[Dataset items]
==========

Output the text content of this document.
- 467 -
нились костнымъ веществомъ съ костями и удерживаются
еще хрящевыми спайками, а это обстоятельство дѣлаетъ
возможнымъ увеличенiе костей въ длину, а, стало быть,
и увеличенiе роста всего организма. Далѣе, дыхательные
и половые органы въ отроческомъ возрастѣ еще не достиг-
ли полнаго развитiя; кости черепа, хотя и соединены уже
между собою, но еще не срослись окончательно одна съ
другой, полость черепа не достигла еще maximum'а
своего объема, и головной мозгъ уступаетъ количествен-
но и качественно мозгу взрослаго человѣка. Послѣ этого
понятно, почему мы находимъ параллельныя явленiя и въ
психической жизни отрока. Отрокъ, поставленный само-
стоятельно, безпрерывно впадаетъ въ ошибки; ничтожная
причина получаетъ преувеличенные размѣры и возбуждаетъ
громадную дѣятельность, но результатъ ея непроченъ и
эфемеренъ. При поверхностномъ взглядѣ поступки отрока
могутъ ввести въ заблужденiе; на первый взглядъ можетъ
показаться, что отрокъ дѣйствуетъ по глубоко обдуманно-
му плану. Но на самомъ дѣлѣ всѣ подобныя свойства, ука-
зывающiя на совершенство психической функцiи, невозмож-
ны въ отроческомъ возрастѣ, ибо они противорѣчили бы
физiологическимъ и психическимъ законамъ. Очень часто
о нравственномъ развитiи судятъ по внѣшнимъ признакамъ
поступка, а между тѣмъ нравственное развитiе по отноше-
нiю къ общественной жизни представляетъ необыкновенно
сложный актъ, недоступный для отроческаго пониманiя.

==========

> _Do this_
Extract the whole listing, character for character.

> _Expected answer_
Output the text content of this document.
- 467 -
нились костнымъ веществомъ съ костями и удерживаются
еще хрящевыми спайками, а это обстоятельство дѣлаетъ
возможнымъ увеличенiе костей въ длину, а, стало быть,
и увеличенiе роста всего организма. Далѣе, дыхательные
и половые органы въ отроческомъ возрастѣ еще не достиг-
ли полнаго развитiя; кости черепа, хотя и соединены уже
между собою, но еще не срослись окончательно одна съ
другой, полость черепа не достигла еще maximum'а
своего объема, и головной мозгъ уступаетъ количествен-
но и качественно мозгу взрослаго человѣка. Послѣ этого
понятно, почему мы находимъ параллельныя явленiя и въ
психической жизни отрока. Отрокъ, поставленный само-
стоятельно, безпрерывно впадаетъ въ ошибки; ничтожная
причина получаетъ преувеличенные размѣры и возбуждаетъ
громадную дѣятельность, но результатъ ея непроченъ и
эфемеренъ. При поверхностномъ взглядѣ поступки отрока
могутъ ввести въ заблужденiе; на первый взглядъ можетъ
показаться, что отрокъ дѣйствуетъ по глубоко обдуманно-
му плану. Но на самомъ дѣлѣ всѣ подобныя свойства, ука-
зывающiя на совершенство психической функцiи, невозмож-
ны въ отроческомъ возрастѣ, ибо они противорѣчили бы
физiологическимъ и психическимъ законамъ. Очень часто
о нравственномъ развитiи судятъ по внѣшнимъ признакамъ
поступка, а между тѣмъ нравственное развитiе по отноше-
нiю къ общественной жизни представляетъ необыкновенно
сложный актъ, недоступный для отроческаго пониманiя.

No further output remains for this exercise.